## GOAL OF THE EXERCISE
Reproduce all of the data that follows, character for character.

## RECORD LIST
----------------

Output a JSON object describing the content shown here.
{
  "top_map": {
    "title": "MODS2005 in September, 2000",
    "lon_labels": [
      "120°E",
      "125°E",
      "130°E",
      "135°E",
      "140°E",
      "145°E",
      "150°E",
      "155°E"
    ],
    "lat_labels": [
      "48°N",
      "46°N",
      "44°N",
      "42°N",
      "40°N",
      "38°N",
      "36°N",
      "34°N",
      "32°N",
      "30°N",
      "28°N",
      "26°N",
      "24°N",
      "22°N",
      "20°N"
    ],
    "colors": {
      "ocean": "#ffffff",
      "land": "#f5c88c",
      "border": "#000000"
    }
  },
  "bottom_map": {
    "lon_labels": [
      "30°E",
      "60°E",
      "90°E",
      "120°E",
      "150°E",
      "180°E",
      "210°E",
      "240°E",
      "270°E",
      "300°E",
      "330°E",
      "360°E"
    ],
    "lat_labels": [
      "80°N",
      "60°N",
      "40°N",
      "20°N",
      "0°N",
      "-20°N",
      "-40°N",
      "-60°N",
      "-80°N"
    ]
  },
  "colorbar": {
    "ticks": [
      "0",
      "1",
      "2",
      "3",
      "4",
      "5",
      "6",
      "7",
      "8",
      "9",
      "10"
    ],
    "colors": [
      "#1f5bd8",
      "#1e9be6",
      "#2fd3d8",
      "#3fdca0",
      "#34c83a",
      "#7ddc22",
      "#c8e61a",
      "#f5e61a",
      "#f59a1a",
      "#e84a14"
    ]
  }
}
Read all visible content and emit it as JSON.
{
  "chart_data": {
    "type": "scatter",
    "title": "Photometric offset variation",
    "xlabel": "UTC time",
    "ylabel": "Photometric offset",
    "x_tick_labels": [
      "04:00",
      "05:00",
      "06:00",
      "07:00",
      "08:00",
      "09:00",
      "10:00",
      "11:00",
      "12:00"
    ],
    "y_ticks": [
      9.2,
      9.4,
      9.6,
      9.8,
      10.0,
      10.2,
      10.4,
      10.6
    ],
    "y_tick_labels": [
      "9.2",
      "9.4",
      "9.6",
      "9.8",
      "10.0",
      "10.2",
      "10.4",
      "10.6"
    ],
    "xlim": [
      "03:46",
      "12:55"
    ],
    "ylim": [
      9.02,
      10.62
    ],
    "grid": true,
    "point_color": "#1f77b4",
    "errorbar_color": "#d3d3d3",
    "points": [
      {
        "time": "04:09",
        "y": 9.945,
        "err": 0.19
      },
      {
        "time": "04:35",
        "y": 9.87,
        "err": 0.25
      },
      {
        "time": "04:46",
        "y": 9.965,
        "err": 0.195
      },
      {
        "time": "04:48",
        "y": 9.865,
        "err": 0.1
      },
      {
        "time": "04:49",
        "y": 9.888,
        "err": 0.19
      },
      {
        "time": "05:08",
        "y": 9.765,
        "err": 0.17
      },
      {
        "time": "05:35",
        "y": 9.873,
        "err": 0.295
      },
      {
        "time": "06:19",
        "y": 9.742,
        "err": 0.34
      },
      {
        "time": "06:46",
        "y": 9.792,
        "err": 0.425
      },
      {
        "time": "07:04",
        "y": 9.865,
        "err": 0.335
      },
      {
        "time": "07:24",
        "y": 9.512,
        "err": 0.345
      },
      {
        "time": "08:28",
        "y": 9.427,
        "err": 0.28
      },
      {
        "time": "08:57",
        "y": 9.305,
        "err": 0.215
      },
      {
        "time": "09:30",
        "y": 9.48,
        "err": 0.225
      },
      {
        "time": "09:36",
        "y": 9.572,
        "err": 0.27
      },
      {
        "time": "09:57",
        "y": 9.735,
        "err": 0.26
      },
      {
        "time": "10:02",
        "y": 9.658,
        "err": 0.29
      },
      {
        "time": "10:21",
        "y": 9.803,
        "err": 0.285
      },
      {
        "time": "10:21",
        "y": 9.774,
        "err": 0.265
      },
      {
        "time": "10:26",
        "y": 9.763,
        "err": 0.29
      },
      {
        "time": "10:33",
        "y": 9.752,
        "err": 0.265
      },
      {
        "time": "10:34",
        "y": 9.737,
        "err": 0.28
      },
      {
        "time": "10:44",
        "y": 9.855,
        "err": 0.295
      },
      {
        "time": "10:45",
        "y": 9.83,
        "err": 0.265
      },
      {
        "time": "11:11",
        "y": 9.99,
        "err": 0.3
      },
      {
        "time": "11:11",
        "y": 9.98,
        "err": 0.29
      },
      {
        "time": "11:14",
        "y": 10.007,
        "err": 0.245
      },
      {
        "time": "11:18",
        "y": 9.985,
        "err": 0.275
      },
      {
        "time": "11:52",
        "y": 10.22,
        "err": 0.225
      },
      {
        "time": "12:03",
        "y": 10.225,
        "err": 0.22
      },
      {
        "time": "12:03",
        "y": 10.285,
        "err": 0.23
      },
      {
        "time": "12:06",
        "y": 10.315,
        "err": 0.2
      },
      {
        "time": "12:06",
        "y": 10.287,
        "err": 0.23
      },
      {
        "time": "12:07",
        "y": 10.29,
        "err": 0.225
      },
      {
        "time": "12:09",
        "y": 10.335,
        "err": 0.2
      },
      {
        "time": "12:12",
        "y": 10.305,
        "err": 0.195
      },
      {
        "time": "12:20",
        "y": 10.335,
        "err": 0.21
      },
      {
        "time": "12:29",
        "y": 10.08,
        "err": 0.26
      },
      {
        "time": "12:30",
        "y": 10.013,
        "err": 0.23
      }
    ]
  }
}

----------------

## FINAL RESULT
Output a JSON object describing the content shown here.
{
  "top_map": {
    "title": "MODS2005 in September, 2000",
    "lon_labels": [
      "120°E",
      "125°E",
      "130°E",
      "135°E",
      "140°E",
      "145°E",
      "150°E",
      "155°E"
    ],
    "lat_labels": [
      "48°N",
      "46°N",
      "44°N",
      "42°N",
      "40°N",
      "38°N",
      "36°N",
      "34°N",
      "32°N",
      "30°N",
      "28°N",
      "26°N",
      "24°N",
      "22°N",
      "20°N"
    ],
    "colors": {
      "ocean": "#ffffff",
      "land": "#f5c88c",
      "border": "#000000"
    }
  },
  "bottom_map": {
    "lon_labels": [
      "30°E",
      "60°E",
      "90°E",
      "120°E",
      "150°E",
      "180°E",
      "210°E",
      "240°E",
      "270°E",
      "300°E",
      "330°E",
      "360°E"
    ],
    "lat_labels": [
      "80°N",
      "60°N",
      "40°N",
      "20°N",
      "0°N",
      "-20°N",
      "-40°N",
      "-60°N",
      "-80°N"
    ]
  },
  "colorbar": {
    "ticks": [
      "0",
      "1",
      "2",
      "3",
      "4",
      "5",
      "6",
      "7",
      "8",
      "9",
      "10"
    ],
    "colors": [
      "#1f5bd8",
      "#1e9be6",
      "#2fd3d8",
      "#3fdca0",
      "#34c83a",
      "#7ddc22",
      "#c8e61a",
      "#f5e61a",
      "#f59a1a",
      "#e84a14"
    ]
  }
}
Read all visible content and emit it as JSON.
{
  "chart_data": {
    "type": "scatter",
    "title": "Photometric offset variation",
    "xlabel": "UTC time",
    "ylabel": "Photometric offset",
    "x_tick_labels": [
      "04:00",
      "05:00",
      "06:00",
      "07:00",
      "08:00",
      "09:00",
      "10:00",
      "11:00",
      "12:00"
    ],
    "y_ticks": [
      9.2,
      9.4,
      9.6,
      9.8,
      10.0,
      10.2,
      10.4,
      10.6
    ],
    "y_tick_labels": [
      "9.2",
      "9.4",
      "9.6",
      "9.8",
      "10.0",
      "10.2",
      "10.4",
      "10.6"
    ],
    "xlim": [
      "03:46",
      "12:55"
    ],
    "ylim": [
      9.02,
      10.62
    ],
    "grid": true,
    "point_color": "#1f77b4",
    "errorbar_color": "#d3d3d3",
    "points": [
      {
        "time": "04:09",
        "y": 9.945,
        "err": 0.19
      },
      {
        "time": "04:35",
        "y": 9.87,
        "err": 0.25
      },
      {
        "time": "04:46",
        "y": 9.965,
        "err": 0.195
      },
      {
        "time": "04:48",
        "y": 9.865,
        "err": 0.1
      },
      {
        "time": "04:49",
        "y": 9.888,
        "err": 0.19
      },
      {
        "time": "05:08",
        "y": 9.765,
        "err": 0.17
      },
      {
        "time": "05:35",
        "y": 9.873,
        "err": 0.295
      },
      {
        "time": "06:19",
        "y": 9.742,
        "err": 0.34
      },
      {
        "time": "06:46",
        "y": 9.792,
        "err": 0.425
      },
      {
        "time": "07:04",
        "y": 9.865,
        "err": 0.335
      },
      {
        "time": "07:24",
        "y": 9.512,
        "err": 0.345
      },
      {
        "time": "08:28",
        "y": 9.427,
        "err": 0.28
      },
      {
        "time": "08:57",
        "y": 9.305,
        "err": 0.215
      },
      {
        "time": "09:30",
        "y": 9.48,
        "err": 0.225
      },
      {
        "time": "09:36",
        "y": 9.572,
        "err": 0.27
      },
      {
        "time": "09:57",
        "y": 9.735,
        "err": 0.26
      },
      {
        "time": "10:02",
        "y": 9.658,
        "err": 0.29
      },
      {
        "time": "10:21",
        "y": 9.803,
        "err": 0.285
      },
      {
        "time": "10:21",
        "y": 9.774,
        "err": 0.265
      },
      {
        "time": "10:26",
        "y": 9.763,
        "err": 0.29
      },
      {
        "time": "10:33",
        "y": 9.752,
        "err": 0.265
      },
      {
        "time": "10:34",
        "y": 9.737,
        "err": 0.28
      },
      {
        "time": "10:44",
        "y": 9.855,
        "err": 0.295
      },
      {
        "time": "10:45",
        "y": 9.83,
        "err": 0.265
      },
      {
        "time": "11:11",
        "y": 9.99,
        "err": 0.3
      },
      {
        "time": "11:11",
        "y": 9.98,
        "err": 0.29
      },
      {
        "time": "11:14",
        "y": 10.007,
        "err": 0.245
      },
      {
        "time": "11:18",
        "y": 9.985,
        "err": 0.275
      },
      {
        "time": "11:52",
        "y": 10.22,
        "err": 0.225
      },
      {
        "time": "12:03",
        "y": 10.225,
        "err": 0.22
      },
      {
        "time": "12:03",
        "y": 10.285,
        "err": 0.23
      },
      {
        "time": "12:06",
        "y": 10.315,
        "err": 0.2
      },
      {
        "time": "12:06",
        "y": 10.287,
        "err": 0.23
      },
      {
        "time": "12:07",
        "y": 10.29,
        "err": 0.225
      },
      {
        "time": "12:09",
        "y": 10.335,
        "err": 0.2
      },
      {
        "time": "12:12",
        "y": 10.305,
        "err": 0.195
      },
      {
        "time": "12:20",
        "y": 10.335,
        "err": 0.21
      },
      {
        "time": "12:29",
        "y": 10.08,
        "err": 0.26
      },
      {
        "time": "12:30",
        "y": 10.013,
        "err": 0.23
      }
    ]
  }
}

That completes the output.